§ Saved data entries
(begin)
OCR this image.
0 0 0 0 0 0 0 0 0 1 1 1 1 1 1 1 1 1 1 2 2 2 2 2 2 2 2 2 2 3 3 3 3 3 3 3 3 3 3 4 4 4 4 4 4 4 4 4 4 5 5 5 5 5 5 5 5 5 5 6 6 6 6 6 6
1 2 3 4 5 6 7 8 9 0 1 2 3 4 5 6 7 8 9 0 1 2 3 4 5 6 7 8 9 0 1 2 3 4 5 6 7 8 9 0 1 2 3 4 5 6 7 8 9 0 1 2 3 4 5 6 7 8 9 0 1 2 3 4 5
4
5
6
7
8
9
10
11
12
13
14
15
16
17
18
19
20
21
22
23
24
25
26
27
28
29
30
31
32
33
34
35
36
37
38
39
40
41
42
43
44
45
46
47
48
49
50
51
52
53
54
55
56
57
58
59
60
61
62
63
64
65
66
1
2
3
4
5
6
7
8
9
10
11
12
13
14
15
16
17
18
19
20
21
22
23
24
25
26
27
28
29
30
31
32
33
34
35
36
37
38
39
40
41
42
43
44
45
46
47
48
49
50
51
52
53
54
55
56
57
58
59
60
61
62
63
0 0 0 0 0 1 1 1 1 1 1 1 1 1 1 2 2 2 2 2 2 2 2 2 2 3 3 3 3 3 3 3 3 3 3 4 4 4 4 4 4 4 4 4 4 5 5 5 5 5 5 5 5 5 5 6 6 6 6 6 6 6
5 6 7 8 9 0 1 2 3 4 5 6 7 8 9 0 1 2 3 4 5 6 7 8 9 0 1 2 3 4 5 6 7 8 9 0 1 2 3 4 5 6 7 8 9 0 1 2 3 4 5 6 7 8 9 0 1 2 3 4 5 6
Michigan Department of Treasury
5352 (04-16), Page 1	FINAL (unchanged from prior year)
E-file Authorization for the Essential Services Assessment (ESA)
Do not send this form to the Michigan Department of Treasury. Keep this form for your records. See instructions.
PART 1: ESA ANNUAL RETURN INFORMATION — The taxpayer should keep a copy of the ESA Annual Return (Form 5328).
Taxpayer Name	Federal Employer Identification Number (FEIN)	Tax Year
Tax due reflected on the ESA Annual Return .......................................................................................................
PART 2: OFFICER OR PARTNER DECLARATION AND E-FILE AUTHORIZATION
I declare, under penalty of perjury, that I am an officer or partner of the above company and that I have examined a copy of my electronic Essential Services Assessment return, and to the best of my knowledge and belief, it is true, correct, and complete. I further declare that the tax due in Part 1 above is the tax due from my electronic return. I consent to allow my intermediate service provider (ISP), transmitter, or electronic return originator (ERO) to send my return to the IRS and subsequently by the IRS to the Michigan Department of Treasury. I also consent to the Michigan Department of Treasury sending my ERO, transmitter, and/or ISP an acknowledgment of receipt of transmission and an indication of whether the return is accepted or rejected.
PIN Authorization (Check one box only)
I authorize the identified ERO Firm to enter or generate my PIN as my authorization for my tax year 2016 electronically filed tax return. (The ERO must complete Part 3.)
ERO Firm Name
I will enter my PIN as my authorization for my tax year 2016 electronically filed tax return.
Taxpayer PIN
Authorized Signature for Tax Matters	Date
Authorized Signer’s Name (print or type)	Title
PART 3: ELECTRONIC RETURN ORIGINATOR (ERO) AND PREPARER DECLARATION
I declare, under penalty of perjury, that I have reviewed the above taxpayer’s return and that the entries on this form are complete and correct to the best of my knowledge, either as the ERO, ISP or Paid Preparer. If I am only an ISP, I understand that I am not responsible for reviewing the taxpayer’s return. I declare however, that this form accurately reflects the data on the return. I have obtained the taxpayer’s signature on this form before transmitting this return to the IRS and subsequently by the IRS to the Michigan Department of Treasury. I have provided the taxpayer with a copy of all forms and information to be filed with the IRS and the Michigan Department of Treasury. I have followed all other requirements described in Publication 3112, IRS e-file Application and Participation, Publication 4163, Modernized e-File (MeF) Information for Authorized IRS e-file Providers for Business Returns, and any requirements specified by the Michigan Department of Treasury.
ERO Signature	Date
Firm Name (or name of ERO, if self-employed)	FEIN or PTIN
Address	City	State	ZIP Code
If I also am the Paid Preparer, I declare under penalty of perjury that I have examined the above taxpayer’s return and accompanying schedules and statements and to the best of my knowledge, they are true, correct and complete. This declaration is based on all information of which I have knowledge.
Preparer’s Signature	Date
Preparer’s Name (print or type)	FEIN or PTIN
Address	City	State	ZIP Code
(end)
§ Directive
Write out all records exactly, keeping every detail.

§ Answer to the exercise
OCR this image.
0 0 0 0 0 0 0 0 0 1 1 1 1 1 1 1 1 1 1 2 2 2 2 2 2 2 2 2 2 3 3 3 3 3 3 3 3 3 3 4 4 4 4 4 4 4 4 4 4 5 5 5 5 5 5 5 5 5 5 6 6 6 6 6 6
1 2 3 4 5 6 7 8 9 0 1 2 3 4 5 6 7 8 9 0 1 2 3 4 5 6 7 8 9 0 1 2 3 4 5 6 7 8 9 0 1 2 3 4 5 6 7 8 9 0 1 2 3 4 5 6 7 8 9 0 1 2 3 4 5
4
5
6
7
8
9
10
11
12
13
14
15
16
17
18
19
20
21
22
23
24
25
26
27
28
29
30
31
32
33
34
35
36
37
38
39
40
41
42
43
44
45
46
47
48
49
50
51
52
53
54
55
56
57
58
59
60
61
62
63
64
65
66
1
2
3
4
5
6
7
8
9
10
11
12
13
14
15
16
17
18
19
20
21
22
23
24
25
26
27
28
29
30
31
32
33
34
35
36
37
38
39
40
41
42
43
44
45
46
47
48
49
50
51
52
53
54
55
56
57
58
59
60
61
62
63
0 0 0 0 0 1 1 1 1 1 1 1 1 1 1 2 2 2 2 2 2 2 2 2 2 3 3 3 3 3 3 3 3 3 3 4 4 4 4 4 4 4 4 4 4 5 5 5 5 5 5 5 5 5 5 6 6 6 6 6 6 6
5 6 7 8 9 0 1 2 3 4 5 6 7 8 9 0 1 2 3 4 5 6 7 8 9 0 1 2 3 4 5 6 7 8 9 0 1 2 3 4 5 6 7 8 9 0 1 2 3 4 5 6 7 8 9 0 1 2 3 4 5 6
Michigan Department of Treasury
5352 (04-16), Page 1	FINAL (unchanged from prior year)
E-file Authorization for the Essential Services Assessment (ESA)
Do not send this form to the Michigan Department of Treasury. Keep this form for your records. See instructions.
PART 1: ESA ANNUAL RETURN INFORMATION — The taxpayer should keep a copy of the ESA Annual Return (Form 5328).
Taxpayer Name	Federal Employer Identification Number (FEIN)	Tax Year
Tax due reflected on the ESA Annual Return .......................................................................................................
PART 2: OFFICER OR PARTNER DECLARATION AND E-FILE AUTHORIZATION
I declare, under penalty of perjury, that I am an officer or partner of the above company and that I have examined a copy of my electronic Essential Services Assessment return, and to the best of my knowledge and belief, it is true, correct, and complete. I further declare that the tax due in Part 1 above is the tax due from my electronic return. I consent to allow my intermediate service provider (ISP), transmitter, or electronic return originator (ERO) to send my return to the IRS and subsequently by the IRS to the Michigan Department of Treasury. I also consent to the Michigan Department of Treasury sending my ERO, transmitter, and/or ISP an acknowledgment of receipt of transmission and an indication of whether the return is accepted or rejected.
PIN Authorization (Check one box only)
I authorize the identified ERO Firm to enter or generate my PIN as my authorization for my tax year 2016 electronically filed tax return. (The ERO must complete Part 3.)
ERO Firm Name
I will enter my PIN as my authorization for my tax year 2016 electronically filed tax return.
Taxpayer PIN
Authorized Signature for Tax Matters	Date
Authorized Signer’s Name (print or type)	Title
PART 3: ELECTRONIC RETURN ORIGINATOR (ERO) AND PREPARER DECLARATION
I declare, under penalty of perjury, that I have reviewed the above taxpayer’s return and that the entries on this form are complete and correct to the best of my knowledge, either as the ERO, ISP or Paid Preparer. If I am only an ISP, I understand that I am not responsible for reviewing the taxpayer’s return. I declare however, that this form accurately reflects the data on the return. I have obtained the taxpayer’s signature on this form before transmitting this return to the IRS and subsequently by the IRS to the Michigan Department of Treasury. I have provided the taxpayer with a copy of all forms and information to be filed with the IRS and the Michigan Department of Treasury. I have followed all other requirements described in Publication 3112, IRS e-file Application and Participation, Publication 4163, Modernized e-File (MeF) Information for Authorized IRS e-file Providers for Business Returns, and any requirements specified by the Michigan Department of Treasury.
ERO Signature	Date
Firm Name (or name of ERO, if self-employed)	FEIN or PTIN
Address	City	State	ZIP Code
If I also am the Paid Preparer, I declare under penalty of perjury that I have examined the above taxpayer’s return and accompanying schedules and statements and to the best of my knowledge, they are true, correct and complete. This declaration is based on all information of which I have knowledge.
Preparer’s Signature	Date
Preparer’s Name (print or type)	FEIN or PTIN
Address	City	State	ZIP Code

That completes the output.